▶ **Stated goal**
Extract the complete listing and repeat it word for word.

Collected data
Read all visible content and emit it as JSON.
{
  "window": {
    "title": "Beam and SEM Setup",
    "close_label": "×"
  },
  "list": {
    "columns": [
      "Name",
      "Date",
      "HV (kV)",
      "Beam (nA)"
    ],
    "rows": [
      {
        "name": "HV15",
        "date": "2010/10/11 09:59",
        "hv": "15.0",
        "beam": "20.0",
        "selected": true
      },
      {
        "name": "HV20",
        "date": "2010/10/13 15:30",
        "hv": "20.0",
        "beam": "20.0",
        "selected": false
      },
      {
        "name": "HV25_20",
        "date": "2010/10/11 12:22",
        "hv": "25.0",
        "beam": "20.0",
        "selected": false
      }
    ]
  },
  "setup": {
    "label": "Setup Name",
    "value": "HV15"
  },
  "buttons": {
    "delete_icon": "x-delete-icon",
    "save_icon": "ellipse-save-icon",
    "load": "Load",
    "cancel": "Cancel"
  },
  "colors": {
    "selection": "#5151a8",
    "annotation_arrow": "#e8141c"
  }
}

▶ **Exercise answer**
Read all visible content and emit it as JSON.
{
  "window": {
    "title": "Beam and SEM Setup",
    "close_label": "×"
  },
  "list": {
    "columns": [
      "Name",
      "Date",
      "HV (kV)",
      "Beam (nA)"
    ],
    "rows": [
      {
        "name": "HV15",
        "date": "2010/10/11 09:59",
        "hv": "15.0",
        "beam": "20.0",
        "selected": true
      },
      {
        "name": "HV20",
        "date": "2010/10/13 15:30",
        "hv": "20.0",
        "beam": "20.0",
        "selected": false
      },
      {
        "name": "HV25_20",
        "date": "2010/10/11 12:22",
        "hv": "25.0",
        "beam": "20.0",
        "selected": false
      }
    ]
  },
  "setup": {
    "label": "Setup Name",
    "value": "HV15"
  },
  "buttons": {
    "delete_icon": "x-delete-icon",
    "save_icon": "ellipse-save-icon",
    "load": "Load",
    "cancel": "Cancel"
  },
  "colors": {
    "selection": "#5151a8",
    "annotation_arrow": "#e8141c"
  }
}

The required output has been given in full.